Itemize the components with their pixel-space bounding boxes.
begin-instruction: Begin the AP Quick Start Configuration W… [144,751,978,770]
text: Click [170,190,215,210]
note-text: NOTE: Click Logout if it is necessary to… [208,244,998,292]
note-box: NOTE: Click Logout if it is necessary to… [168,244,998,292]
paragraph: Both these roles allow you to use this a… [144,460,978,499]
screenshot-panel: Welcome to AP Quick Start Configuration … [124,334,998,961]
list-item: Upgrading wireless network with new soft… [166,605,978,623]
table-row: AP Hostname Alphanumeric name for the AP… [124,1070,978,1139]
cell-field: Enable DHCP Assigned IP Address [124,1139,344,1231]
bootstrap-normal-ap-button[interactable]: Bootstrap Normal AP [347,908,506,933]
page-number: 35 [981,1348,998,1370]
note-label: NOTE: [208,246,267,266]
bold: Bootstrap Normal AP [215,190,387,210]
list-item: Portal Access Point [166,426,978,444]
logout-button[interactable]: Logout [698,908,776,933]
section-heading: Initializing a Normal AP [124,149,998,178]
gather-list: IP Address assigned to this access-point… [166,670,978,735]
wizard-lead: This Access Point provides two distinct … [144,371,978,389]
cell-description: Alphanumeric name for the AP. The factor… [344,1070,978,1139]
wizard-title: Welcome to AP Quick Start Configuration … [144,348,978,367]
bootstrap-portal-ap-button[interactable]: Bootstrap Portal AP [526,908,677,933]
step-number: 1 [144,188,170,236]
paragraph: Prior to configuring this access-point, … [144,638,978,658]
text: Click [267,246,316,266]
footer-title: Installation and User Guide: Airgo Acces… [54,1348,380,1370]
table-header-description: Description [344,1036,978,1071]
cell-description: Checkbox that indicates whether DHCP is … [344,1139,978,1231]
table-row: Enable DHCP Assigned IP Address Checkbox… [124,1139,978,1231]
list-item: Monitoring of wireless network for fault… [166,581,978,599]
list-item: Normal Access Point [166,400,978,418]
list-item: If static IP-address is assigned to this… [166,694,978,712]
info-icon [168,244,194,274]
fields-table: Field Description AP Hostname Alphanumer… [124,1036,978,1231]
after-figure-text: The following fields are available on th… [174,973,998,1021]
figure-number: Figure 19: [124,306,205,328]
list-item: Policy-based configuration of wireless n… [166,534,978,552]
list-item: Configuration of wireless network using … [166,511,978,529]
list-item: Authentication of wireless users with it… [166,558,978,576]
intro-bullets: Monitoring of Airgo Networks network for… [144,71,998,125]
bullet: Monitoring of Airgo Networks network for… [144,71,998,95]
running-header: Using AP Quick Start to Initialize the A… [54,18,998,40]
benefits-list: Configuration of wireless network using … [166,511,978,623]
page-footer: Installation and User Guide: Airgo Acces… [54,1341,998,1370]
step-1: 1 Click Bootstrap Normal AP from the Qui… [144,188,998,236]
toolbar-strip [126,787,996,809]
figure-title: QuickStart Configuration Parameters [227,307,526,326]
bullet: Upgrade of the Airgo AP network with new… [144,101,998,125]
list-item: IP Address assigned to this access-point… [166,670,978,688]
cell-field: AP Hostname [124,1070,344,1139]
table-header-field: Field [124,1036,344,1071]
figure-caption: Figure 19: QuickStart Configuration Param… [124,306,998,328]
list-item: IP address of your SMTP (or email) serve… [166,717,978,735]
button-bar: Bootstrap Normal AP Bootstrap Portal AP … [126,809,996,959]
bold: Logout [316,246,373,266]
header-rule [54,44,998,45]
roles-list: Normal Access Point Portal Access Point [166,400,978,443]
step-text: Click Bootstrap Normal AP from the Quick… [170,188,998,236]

(REQUIRED WORK): Copy the data above word for word, from its first line through the line containing "page-number: 35 [981,1348,998,1370]", including both of those lines.

(EXERCISE OUTPUT):
Itemize the components with their pixel-space bounding boxes.
begin-instruction: Begin the AP Quick Start Configuration W… [144,751,978,770]
text: Click [170,190,215,210]
note-text: NOTE: Click Logout if it is necessary to… [208,244,998,292]
note-box: NOTE: Click Logout if it is necessary to… [168,244,998,292]
paragraph: Both these roles allow you to use this a… [144,460,978,499]
screenshot-panel: Welcome to AP Quick Start Configuration … [124,334,998,961]
list-item: Upgrading wireless network with new soft… [166,605,978,623]
table-row: AP Hostname Alphanumeric name for the AP… [124,1070,978,1139]
cell-field: Enable DHCP Assigned IP Address [124,1139,344,1231]
bootstrap-normal-ap-button[interactable]: Bootstrap Normal AP [347,908,506,933]
page-number: 35 [981,1348,998,1370]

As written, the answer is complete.